### Task directions
All the entries need to be quoted exactly, apart from the pictures, which you should drop.

────

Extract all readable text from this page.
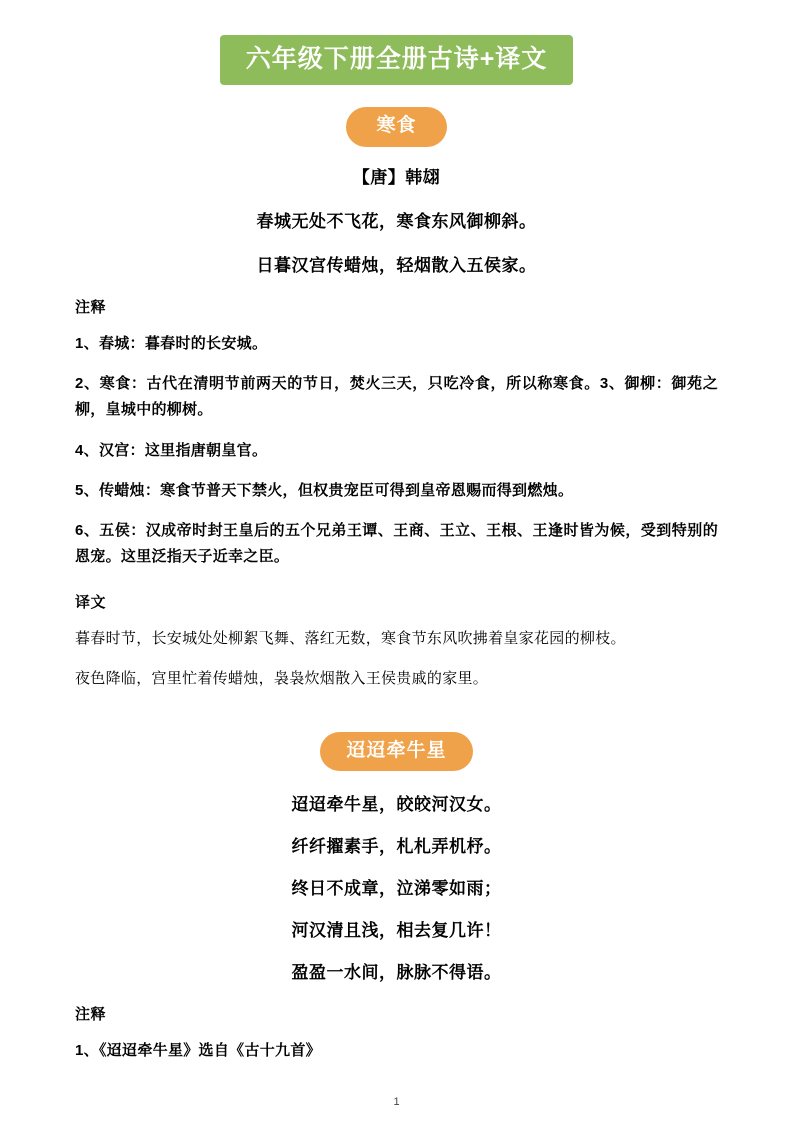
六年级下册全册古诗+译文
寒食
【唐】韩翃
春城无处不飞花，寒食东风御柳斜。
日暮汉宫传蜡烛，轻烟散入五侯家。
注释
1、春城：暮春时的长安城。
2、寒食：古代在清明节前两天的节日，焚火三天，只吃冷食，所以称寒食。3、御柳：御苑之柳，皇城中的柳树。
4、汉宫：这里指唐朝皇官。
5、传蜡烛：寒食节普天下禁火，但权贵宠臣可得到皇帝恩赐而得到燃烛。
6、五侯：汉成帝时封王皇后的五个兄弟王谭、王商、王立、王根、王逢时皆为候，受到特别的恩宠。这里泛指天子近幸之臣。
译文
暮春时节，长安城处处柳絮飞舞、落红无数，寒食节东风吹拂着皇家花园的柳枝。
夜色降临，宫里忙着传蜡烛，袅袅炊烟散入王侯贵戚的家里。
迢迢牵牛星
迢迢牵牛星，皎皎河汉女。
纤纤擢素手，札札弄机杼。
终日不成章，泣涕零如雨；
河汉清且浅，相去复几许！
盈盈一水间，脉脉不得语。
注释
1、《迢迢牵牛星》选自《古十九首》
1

────

### Complete answer
Extract all readable text from this page.
六年级下册全册古诗+译文
寒食
【唐】韩翃
春城无处不飞花，寒食东风御柳斜。
日暮汉宫传蜡烛，轻烟散入五侯家。
注释
1、春城：暮春时的长安城。
2、寒食：古代在清明节前两天的节日，焚火三天，只吃冷食，所以称寒食。3、御柳：御苑之柳，皇城中的柳树。
4、汉宫：这里指唐朝皇官。
5、传蜡烛：寒食节普天下禁火，但权贵宠臣可得到皇帝恩赐而得到燃烛。
6、五侯：汉成帝时封王皇后的五个兄弟王谭、王商、王立、王根、王逢时皆为候，受到特别的恩宠。这里泛指天子近幸之臣。
译文
暮春时节，长安城处处柳絮飞舞、落红无数，寒食节东风吹拂着皇家花园的柳枝。
夜色降临，宫里忙着传蜡烛，袅袅炊烟散入王侯贵戚的家里。
迢迢牵牛星
迢迢牵牛星，皎皎河汉女。
纤纤擢素手，札札弄机杼。
终日不成章，泣涕零如雨；
河汉清且浅，相去复几许！
盈盈一水间，脉脉不得语。
注释
1、《迢迢牵牛星》选自《古十九首》
1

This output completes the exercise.